INPUT FOR THIS TASK
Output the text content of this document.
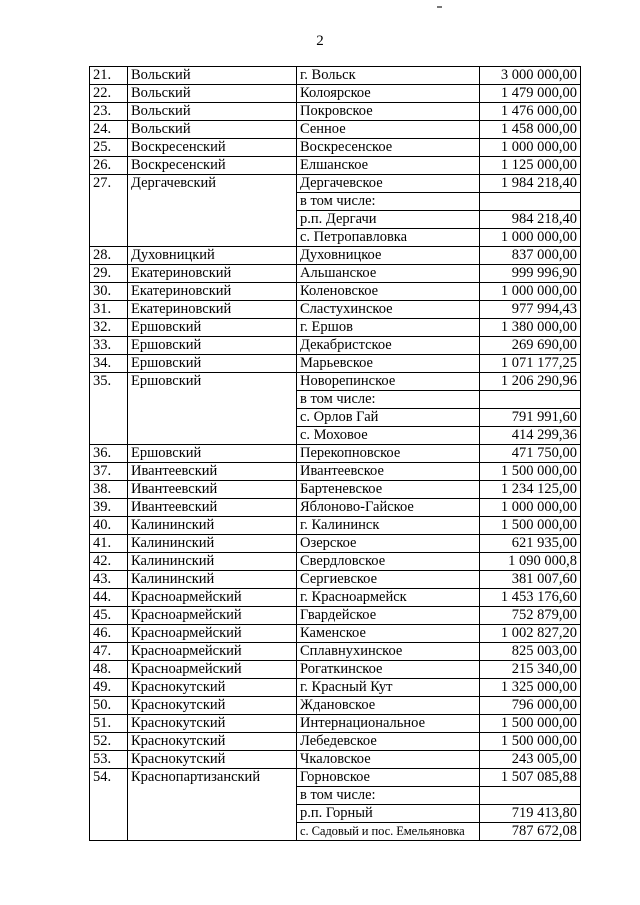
2
21.	Вольский	г. Вольск	3 000 000,00
22.	Вольский	Колоярское	1 479 000,00
23.	Вольский	Покровское	1 476 000,00
24.	Вольский	Сенное	1 458 000,00
25.	Воскресенский	Воскресенское	1 000 000,00
26.	Воскресенский	Елшанское	1 125 000,00
27.	Дергачевский	Дергачевское	1 984 218,40
		в том числе:	
		р.п. Дергачи	984 218,40
		с. Петропавловка	1 000 000,00
28.	Духовницкий	Духовницкое	837 000,00
29.	Екатериновский	Альшанское	999 996,90
30.	Екатериновский	Коленовское	1 000 000,00
31.	Екатериновский	Сластухинское	977 994,43
32.	Ершовский	г. Ершов	1 380 000,00
33.	Ершовский	Декабристское	269 690,00
34.	Ершовский	Марьевское	1 071 177,25
35.	Ершовский	Новорепинское	1 206 290,96
		в том числе:	
		с. Орлов Гай	791 991,60
		с. Моховое	414 299,36
36.	Ершовский	Перекопновское	471 750,00
37.	Ивантеевский	Ивантеевское	1 500 000,00
38.	Ивантеевский	Бартеневское	1 234 125,00
39.	Ивантеевский	Яблоново-Гайское	1 000 000,00
40.	Калининский	г. Калининск	1 500 000,00
41.	Калининский	Озерское	621 935,00
42.	Калининский	Свердловское	1 090 000,8
43.	Калининский	Сергиевское	381 007,60
44.	Красноармейский	г. Красноармейск	1 453 176,60
45.	Красноармейский	Гвардейское	752 879,00
46.	Красноармейский	Каменское	1 002 827,20
47.	Красноармейский	Сплавнухинское	825 003,00
48.	Красноармейский	Рогаткинское	215 340,00
49.	Краснокутский	г. Красный Кут	1 325 000,00
50.	Краснокутский	Ждановское	796 000,00
51.	Краснокутский	Интернациональное	1 500 000,00
52.	Краснокутский	Лебедевское	1 500 000,00
53.	Краснокутский	Чкаловское	243 005,00
54.	Краснопартизанский	Горновское	1 507 085,88
		в том числе:	
		р.п. Горный	719 413,80
		с. Садовый и пос. Емельяновка	787 672,08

AIM
With the pictures omitted, reproduce the records in full and exactly.

WORKED ANSWER
Output the text content of this document.
2
21.	Вольский	г. Вольск	3 000 000,00
22.	Вольский	Колоярское	1 479 000,00
23.	Вольский	Покровское	1 476 000,00
24.	Вольский	Сенное	1 458 000,00
25.	Воскресенский	Воскресенское	1 000 000,00
26.	Воскресенский	Елшанское	1 125 000,00
27.	Дергачевский	Дергачевское	1 984 218,40
		в том числе:	
		р.п. Дергачи	984 218,40
		с. Петропавловка	1 000 000,00
28.	Духовницкий	Духовницкое	837 000,00
29.	Екатериновский	Альшанское	999 996,90
30.	Екатериновский	Коленовское	1 000 000,00
31.	Екатериновский	Сластухинское	977 994,43
32.	Ершовский	г. Ершов	1 380 000,00
33.	Ершовский	Декабристское	269 690,00
34.	Ершовский	Марьевское	1 071 177,25
35.	Ершовский	Новорепинское	1 206 290,96
		в том числе:	
		с. Орлов Гай	791 991,60
		с. Моховое	414 299,36
36.	Ершовский	Перекопновское	471 750,00
37.	Ивантеевский	Ивантеевское	1 500 000,00
38.	Ивантеевский	Бартеневское	1 234 125,00
39.	Ивантеевский	Яблоново-Гайское	1 000 000,00
40.	Калининский	г. Калининск	1 500 000,00
41.	Калининский	Озерское	621 935,00
42.	Калининский	Свердловское	1 090 000,8
43.	Калининский	Сергиевское	381 007,60
44.	Красноармейский	г. Красноармейск	1 453 176,60
45.	Красноармейский	Гвардейское	752 879,00
46.	Красноармейский	Каменское	1 002 827,20
47.	Красноармейский	Сплавнухинское	825 003,00
48.	Красноармейский	Рогаткинское	215 340,00
49.	Краснокутский	г. Красный Кут	1 325 000,00
50.	Краснокутский	Ждановское	796 000,00
51.	Краснокутский	Интернациональное	1 500 000,00
52.	Краснокутский	Лебедевское	1 500 000,00
53.	Краснокутский	Чкаловское	243 005,00
54.	Краснопартизанский	Горновское	1 507 085,88
		в том числе:	
		р.п. Горный	719 413,80
		с. Садовый и пос. Емельяновка	787 672,08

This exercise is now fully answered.